[start]
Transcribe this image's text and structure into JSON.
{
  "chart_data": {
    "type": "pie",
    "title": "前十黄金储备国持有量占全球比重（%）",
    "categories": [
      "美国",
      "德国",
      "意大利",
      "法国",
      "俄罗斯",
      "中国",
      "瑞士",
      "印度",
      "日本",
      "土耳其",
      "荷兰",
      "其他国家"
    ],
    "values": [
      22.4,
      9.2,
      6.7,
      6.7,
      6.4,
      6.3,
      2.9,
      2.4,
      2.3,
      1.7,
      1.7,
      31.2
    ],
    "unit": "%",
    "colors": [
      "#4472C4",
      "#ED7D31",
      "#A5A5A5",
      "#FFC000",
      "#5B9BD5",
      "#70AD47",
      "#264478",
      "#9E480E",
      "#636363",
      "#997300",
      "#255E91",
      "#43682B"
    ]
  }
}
[end]
[start]
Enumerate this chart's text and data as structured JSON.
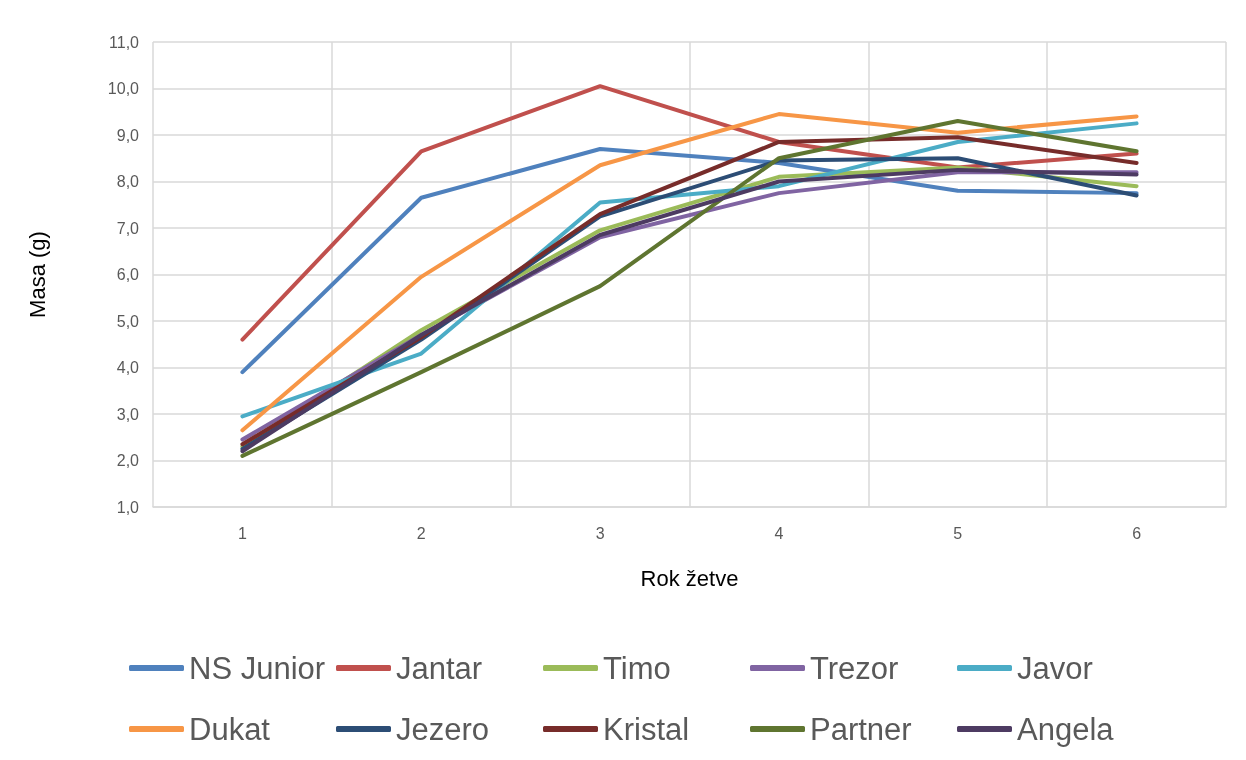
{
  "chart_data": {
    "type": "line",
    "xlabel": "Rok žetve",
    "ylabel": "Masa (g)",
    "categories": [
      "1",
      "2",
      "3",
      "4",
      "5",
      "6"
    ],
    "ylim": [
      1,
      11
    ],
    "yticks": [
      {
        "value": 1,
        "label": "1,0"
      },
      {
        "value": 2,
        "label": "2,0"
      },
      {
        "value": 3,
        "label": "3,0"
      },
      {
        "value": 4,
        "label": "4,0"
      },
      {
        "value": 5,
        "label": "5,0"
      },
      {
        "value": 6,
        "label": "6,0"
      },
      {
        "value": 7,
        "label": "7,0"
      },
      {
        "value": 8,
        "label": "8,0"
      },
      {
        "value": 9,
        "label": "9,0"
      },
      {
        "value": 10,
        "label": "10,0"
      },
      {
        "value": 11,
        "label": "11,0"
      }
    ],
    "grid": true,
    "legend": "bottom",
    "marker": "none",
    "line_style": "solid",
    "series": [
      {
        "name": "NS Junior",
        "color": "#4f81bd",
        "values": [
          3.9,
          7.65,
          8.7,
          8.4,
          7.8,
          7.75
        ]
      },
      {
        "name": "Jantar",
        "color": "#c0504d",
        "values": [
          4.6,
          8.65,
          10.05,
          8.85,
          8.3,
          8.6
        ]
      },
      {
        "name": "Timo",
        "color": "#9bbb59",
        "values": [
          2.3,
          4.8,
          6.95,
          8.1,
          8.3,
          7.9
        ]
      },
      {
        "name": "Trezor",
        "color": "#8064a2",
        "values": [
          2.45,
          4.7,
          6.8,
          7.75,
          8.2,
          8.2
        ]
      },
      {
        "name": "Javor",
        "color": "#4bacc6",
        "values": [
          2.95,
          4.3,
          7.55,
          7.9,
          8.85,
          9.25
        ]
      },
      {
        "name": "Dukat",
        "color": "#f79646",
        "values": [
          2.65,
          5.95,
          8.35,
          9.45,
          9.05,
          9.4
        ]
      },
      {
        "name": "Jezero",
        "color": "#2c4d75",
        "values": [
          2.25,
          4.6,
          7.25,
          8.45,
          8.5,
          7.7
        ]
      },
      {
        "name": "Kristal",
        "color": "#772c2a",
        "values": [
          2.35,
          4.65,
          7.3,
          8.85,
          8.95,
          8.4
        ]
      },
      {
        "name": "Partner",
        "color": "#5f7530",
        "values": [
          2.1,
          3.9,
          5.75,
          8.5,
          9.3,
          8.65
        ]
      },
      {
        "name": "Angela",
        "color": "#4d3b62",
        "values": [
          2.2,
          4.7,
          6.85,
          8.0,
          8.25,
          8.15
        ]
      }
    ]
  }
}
[end]
(Directions):
Pick out each line in the material containing "JSON".

(In response):
Transcribe this image's text and structure into JSON.
Enumerate this chart's text and data as structured JSON.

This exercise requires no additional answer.